SHORT EXERCISE: Using the material below, work out how many lines contain the word "JSON". Reply with the number and nothing more.

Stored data

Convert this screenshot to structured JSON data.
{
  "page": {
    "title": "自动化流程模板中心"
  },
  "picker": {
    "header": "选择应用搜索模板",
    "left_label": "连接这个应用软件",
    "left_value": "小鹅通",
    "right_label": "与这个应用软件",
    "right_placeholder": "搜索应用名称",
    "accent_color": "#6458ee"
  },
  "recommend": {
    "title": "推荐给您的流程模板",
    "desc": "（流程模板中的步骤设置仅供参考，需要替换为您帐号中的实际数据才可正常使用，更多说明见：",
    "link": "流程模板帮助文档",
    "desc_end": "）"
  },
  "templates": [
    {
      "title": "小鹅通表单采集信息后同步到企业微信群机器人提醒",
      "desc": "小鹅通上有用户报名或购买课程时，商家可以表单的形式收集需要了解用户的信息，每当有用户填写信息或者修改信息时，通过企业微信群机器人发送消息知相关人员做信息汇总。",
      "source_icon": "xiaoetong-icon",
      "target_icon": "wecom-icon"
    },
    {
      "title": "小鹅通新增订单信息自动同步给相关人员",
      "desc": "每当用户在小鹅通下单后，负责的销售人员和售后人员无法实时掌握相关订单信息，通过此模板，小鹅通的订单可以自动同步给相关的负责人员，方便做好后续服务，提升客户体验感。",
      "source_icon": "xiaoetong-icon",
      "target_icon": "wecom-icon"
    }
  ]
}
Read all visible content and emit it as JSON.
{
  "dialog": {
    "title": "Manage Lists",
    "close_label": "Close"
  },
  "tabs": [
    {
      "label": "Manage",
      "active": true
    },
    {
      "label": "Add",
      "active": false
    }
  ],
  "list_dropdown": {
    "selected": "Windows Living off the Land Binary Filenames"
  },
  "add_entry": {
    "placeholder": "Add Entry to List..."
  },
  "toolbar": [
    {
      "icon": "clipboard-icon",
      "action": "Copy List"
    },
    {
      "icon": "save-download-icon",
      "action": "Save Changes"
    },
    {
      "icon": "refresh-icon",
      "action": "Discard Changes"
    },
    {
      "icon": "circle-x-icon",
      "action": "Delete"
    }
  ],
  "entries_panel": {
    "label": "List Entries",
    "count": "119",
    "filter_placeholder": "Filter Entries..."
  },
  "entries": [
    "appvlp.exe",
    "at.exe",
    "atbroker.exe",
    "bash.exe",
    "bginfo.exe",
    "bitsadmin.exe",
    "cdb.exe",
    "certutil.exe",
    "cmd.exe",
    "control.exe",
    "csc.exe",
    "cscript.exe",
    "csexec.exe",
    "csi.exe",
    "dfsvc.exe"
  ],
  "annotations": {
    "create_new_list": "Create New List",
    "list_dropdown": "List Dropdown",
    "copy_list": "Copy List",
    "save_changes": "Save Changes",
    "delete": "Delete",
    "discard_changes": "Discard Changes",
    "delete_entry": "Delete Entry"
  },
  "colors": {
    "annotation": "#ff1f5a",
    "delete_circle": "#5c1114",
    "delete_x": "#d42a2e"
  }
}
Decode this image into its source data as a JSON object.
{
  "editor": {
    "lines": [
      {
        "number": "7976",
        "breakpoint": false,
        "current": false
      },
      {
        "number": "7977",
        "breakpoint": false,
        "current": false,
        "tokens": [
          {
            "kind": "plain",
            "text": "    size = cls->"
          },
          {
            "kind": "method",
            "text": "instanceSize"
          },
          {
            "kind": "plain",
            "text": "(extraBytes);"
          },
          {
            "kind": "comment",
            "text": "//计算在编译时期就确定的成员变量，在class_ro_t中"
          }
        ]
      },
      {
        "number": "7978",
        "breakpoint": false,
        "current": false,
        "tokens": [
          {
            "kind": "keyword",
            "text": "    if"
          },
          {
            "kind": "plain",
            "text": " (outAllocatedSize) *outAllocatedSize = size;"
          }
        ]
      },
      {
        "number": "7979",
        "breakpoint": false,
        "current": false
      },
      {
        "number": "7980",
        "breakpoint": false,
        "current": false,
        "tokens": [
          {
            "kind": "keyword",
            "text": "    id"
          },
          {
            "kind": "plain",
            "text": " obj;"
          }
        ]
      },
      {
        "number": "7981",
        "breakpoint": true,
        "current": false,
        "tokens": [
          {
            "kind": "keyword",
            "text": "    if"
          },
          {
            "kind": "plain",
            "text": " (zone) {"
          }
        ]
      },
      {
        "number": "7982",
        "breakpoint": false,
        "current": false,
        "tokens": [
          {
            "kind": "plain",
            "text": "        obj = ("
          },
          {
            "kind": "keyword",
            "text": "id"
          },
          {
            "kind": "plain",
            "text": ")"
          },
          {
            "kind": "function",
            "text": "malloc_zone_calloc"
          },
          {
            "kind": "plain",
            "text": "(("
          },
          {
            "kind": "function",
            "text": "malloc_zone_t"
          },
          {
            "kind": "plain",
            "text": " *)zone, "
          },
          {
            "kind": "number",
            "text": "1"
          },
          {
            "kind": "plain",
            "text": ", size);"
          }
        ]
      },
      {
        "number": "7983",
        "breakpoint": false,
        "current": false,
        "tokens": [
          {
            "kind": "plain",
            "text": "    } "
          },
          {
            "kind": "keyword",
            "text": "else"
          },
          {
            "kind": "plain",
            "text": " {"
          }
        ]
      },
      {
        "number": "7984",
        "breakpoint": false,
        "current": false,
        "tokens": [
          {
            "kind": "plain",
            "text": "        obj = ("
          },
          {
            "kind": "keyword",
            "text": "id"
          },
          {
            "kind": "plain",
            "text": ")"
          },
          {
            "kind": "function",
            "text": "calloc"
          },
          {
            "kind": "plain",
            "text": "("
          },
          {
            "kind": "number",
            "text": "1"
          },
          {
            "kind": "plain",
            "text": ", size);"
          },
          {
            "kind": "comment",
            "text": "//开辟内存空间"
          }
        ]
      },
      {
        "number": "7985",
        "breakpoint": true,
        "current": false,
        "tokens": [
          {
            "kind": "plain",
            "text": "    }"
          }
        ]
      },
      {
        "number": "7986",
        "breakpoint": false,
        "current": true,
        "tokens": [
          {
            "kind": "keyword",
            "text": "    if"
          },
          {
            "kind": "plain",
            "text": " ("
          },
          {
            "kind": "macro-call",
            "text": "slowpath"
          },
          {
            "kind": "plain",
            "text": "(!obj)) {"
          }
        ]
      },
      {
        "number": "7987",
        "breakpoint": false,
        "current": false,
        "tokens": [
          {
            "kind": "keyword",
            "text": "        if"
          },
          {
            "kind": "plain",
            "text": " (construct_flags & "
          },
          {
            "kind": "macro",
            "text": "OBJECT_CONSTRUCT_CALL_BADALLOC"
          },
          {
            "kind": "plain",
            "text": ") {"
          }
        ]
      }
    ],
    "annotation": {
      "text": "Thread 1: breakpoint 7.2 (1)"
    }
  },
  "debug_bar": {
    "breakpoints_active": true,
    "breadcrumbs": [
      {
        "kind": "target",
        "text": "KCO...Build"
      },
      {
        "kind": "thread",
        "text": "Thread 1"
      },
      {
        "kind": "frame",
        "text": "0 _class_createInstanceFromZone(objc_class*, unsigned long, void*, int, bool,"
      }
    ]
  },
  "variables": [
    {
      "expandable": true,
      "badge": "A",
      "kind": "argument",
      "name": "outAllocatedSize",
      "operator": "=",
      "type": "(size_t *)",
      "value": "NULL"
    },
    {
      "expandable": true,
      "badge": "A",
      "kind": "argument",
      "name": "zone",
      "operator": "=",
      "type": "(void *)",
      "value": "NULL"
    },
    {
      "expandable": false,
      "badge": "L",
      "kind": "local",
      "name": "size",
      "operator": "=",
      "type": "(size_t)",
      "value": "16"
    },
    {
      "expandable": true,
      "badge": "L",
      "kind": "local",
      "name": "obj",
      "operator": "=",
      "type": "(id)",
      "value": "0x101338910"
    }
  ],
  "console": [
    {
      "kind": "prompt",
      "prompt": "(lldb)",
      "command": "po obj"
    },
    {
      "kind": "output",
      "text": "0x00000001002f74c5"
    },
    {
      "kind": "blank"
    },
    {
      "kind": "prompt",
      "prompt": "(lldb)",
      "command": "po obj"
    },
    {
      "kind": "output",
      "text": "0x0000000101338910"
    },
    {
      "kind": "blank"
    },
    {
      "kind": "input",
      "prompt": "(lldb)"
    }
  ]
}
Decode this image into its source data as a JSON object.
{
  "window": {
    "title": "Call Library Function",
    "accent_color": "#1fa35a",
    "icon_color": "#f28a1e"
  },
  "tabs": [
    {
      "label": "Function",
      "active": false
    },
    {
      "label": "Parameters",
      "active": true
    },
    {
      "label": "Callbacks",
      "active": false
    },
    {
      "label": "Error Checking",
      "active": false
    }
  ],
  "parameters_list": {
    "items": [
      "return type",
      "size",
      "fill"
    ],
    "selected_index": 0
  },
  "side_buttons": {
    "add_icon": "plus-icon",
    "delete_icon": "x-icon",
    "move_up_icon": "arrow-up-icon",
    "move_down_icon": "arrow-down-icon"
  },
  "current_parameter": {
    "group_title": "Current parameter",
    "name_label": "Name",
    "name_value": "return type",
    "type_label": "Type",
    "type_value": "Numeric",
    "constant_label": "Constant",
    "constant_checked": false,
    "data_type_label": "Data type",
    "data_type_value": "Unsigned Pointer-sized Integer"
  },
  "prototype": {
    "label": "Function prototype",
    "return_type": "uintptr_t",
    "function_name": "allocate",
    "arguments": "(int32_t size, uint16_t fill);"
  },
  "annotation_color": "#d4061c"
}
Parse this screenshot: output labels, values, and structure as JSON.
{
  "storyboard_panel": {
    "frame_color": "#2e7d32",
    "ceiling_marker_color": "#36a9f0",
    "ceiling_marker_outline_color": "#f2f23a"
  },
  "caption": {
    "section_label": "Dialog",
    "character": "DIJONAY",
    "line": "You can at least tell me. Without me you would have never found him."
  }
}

SOLUTION TO THE PROBLEM: 5